▸ **WORK REQUIRED**: Would you copy only the lines below, beginning with the one that contains "Decode this image" and running through the last entry line?

(Rows from a figure dataset)
● ● ● ●

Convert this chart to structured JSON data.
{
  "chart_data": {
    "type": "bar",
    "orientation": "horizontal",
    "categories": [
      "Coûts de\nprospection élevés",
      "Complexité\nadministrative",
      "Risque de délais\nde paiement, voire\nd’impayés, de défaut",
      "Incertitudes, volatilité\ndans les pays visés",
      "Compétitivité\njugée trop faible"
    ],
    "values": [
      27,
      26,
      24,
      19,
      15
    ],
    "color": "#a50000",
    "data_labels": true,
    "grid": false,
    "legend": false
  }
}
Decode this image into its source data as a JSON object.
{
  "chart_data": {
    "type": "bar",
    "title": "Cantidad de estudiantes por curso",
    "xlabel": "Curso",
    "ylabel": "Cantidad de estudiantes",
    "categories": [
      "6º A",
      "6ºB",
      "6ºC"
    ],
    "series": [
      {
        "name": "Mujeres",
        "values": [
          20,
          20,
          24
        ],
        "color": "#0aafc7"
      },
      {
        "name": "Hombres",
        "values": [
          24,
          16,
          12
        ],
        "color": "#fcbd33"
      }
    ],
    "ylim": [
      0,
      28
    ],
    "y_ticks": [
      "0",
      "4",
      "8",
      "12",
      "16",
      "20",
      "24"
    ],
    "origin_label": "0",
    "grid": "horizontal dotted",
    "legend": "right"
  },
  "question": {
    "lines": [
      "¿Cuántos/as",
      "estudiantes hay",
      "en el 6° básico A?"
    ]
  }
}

● ● ● ●

▸ **PROBLEM SOLUTION**:
Decode this image into its source data as a JSON object.
{
  "chart_data": {
    "type": "bar",
    "title": "Cantidad de estudiantes por curso",
    "xlabel": "Curso",
    "ylabel": "Cantidad de estudiantes",
    "categories": [
      "6º A",
      "6ºB",
      "6ºC"
    ],
    "series": [
      {
        "name": "Mujeres",
        "values": [
          20,
          20,
          24
        ],
        "color": "#0aafc7"
      },
      {
        "name": "Hombres",
        "values": [
          24,
          16,
          12
        ],
        "color": "#fcbd33"
      }
    ],
    "ylim": [
      0,
      28
    ],
    "y_ticks": [
      "0",
      "4",
      "8",
      "12",
      "16",
      "20",
      "24"
    ],
    "origin_label": "0",
    "grid": "horizontal dotted",
    "legend": "right"
  },
  "question": {
    "lines": [
      "¿Cuántos/as",
      "estudiantes hay",
      "en el 6° básico A?"
    ]
  }
}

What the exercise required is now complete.